Start Records provided

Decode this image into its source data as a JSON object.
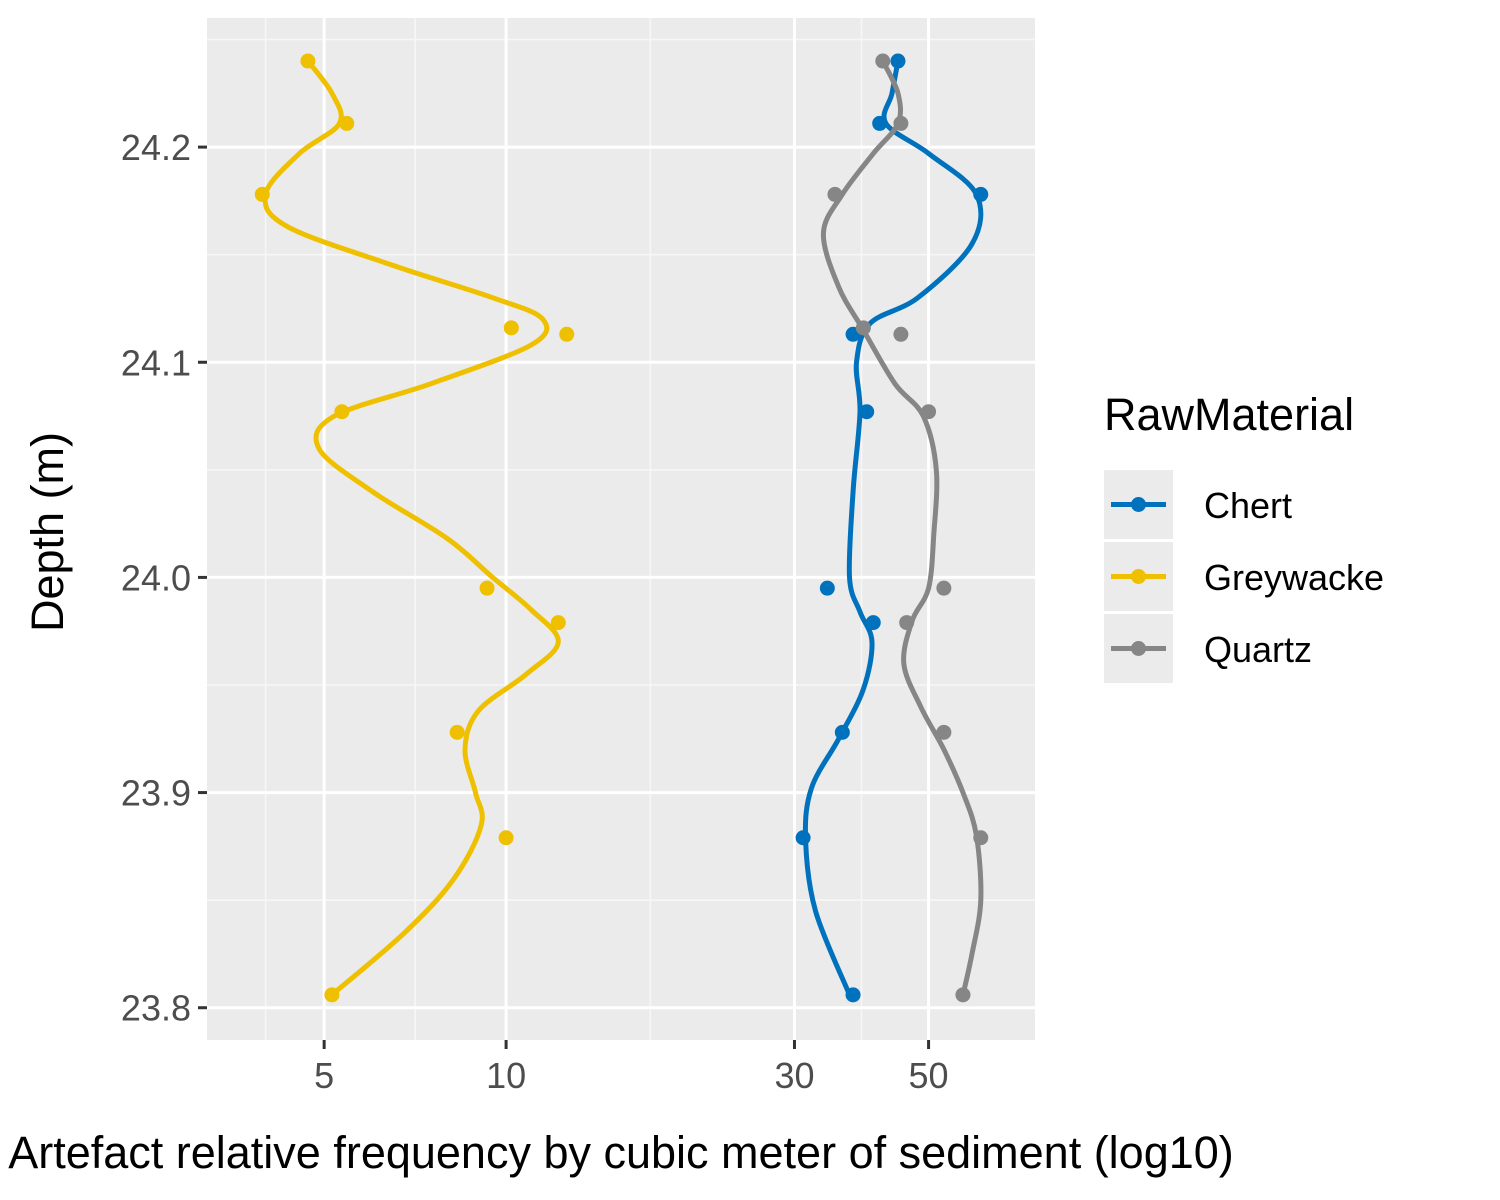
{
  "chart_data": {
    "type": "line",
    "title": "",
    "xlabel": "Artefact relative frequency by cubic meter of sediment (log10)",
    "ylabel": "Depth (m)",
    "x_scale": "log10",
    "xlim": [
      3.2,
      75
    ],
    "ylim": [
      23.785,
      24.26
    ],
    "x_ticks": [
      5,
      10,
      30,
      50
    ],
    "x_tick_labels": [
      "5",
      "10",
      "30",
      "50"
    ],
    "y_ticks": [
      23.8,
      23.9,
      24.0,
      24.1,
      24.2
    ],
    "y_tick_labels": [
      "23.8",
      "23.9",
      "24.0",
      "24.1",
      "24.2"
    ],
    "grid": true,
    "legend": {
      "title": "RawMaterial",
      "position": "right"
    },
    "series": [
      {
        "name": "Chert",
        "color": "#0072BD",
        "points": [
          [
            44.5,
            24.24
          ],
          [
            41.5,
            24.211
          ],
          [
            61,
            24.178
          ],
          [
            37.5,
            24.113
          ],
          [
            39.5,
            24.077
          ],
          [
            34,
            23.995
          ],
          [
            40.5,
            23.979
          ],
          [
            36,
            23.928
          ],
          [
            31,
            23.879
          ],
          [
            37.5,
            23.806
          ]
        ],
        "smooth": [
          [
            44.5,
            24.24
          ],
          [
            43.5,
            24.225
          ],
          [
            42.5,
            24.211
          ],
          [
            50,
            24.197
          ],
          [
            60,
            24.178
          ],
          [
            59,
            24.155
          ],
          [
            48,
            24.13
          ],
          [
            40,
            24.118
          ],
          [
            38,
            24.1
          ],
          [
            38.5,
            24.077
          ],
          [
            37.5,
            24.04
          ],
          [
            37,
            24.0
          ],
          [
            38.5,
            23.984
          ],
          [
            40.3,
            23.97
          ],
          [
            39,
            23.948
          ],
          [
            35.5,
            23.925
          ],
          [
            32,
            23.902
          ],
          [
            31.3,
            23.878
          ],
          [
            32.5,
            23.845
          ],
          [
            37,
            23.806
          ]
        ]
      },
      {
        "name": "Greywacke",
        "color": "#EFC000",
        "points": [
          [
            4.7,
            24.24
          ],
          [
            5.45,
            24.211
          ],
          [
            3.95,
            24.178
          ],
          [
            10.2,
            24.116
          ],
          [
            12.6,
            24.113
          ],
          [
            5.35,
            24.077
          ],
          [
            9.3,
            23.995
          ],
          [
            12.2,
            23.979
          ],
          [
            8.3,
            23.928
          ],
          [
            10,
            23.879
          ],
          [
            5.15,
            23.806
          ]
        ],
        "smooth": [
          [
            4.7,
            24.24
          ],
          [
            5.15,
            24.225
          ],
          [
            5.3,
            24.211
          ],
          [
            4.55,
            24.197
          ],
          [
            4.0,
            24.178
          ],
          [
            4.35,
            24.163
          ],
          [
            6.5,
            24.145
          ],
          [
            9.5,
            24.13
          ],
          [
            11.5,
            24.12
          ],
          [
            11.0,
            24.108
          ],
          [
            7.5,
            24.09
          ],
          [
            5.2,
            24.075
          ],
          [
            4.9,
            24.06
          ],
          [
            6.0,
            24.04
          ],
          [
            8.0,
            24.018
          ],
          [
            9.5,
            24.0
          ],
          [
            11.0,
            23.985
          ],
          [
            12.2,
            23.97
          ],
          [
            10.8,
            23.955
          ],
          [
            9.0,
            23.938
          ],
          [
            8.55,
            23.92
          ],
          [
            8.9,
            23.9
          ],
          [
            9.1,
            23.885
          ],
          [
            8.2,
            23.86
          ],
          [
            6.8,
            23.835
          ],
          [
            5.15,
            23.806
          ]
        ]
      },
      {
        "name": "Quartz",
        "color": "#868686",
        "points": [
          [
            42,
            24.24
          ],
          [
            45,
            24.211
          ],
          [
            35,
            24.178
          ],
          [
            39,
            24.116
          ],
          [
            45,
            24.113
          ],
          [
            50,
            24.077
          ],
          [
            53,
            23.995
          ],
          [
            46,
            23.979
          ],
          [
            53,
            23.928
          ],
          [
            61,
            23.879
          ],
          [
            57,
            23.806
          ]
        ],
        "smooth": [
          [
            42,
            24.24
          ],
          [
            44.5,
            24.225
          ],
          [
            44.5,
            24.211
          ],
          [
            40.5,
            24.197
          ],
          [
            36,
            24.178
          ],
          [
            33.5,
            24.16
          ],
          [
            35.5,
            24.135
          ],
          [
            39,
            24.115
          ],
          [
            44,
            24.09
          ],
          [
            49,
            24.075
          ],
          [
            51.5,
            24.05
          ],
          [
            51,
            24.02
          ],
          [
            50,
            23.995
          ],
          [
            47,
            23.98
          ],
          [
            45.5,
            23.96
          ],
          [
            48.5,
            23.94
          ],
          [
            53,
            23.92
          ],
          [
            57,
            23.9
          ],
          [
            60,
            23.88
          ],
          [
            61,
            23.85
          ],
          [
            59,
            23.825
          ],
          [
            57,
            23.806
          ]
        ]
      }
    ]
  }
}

End Records provided

### Exercise aim
Give the number of lines that hold the word "color" in these records, with nothing added.

### Written answer
3